REQUIRED TASK
Wherever the word "name" shows up in a line, please copy that line.
--- BEGIN SUPPLIED ENTRIES ---
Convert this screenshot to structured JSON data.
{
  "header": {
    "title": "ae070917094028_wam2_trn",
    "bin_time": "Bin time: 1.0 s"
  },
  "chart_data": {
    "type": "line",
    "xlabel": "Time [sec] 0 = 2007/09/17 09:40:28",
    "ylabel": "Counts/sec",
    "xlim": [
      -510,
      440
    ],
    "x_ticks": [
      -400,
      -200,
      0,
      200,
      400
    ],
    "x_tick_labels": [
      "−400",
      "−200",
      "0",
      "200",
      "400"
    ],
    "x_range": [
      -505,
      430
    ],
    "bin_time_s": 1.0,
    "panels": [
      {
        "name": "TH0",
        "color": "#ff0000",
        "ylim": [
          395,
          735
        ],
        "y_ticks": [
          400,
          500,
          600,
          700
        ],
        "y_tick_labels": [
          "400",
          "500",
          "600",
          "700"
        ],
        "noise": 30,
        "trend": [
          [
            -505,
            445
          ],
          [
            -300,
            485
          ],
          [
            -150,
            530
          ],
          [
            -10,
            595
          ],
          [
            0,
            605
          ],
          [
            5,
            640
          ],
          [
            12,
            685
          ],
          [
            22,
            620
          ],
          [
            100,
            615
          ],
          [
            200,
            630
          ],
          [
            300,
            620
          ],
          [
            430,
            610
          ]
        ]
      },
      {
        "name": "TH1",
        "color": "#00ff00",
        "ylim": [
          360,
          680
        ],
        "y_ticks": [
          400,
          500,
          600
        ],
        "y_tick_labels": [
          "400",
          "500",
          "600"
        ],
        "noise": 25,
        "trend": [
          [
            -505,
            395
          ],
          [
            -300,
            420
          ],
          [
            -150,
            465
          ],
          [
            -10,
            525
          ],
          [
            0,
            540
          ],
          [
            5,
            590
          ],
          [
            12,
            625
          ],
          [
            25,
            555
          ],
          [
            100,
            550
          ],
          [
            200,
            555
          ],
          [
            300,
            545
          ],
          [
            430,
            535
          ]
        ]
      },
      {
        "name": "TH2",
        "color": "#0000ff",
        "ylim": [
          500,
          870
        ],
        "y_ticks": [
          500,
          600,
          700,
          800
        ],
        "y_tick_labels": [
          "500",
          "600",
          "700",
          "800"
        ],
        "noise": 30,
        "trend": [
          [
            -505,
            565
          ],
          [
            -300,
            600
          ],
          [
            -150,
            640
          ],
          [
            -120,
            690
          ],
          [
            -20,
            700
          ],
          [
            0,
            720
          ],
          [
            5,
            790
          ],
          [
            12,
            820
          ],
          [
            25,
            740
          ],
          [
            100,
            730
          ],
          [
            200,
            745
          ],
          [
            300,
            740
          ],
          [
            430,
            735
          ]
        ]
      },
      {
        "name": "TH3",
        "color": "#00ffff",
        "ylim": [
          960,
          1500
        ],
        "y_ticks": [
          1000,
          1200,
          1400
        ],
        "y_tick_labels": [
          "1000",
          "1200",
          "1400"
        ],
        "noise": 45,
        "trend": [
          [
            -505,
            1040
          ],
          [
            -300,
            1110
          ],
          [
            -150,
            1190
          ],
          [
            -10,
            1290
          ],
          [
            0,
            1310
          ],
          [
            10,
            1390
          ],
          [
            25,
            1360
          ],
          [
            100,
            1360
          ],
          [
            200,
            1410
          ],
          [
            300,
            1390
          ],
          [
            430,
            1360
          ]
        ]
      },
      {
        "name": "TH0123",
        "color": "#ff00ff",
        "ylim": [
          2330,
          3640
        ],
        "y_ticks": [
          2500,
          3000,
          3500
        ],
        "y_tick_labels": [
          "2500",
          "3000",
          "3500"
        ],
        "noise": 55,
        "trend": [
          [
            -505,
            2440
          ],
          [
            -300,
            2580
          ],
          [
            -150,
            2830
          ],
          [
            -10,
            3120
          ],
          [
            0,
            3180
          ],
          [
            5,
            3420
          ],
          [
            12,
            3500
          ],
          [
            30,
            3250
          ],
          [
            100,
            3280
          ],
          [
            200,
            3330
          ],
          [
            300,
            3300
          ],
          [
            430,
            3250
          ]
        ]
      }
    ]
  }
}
--- END SUPPLIED ENTRIES ---
IN RESPONSE
        "name": "TH0",
        "name": "TH1",
        "name": "TH2",
        "name": "TH3",
        "name": "TH0123",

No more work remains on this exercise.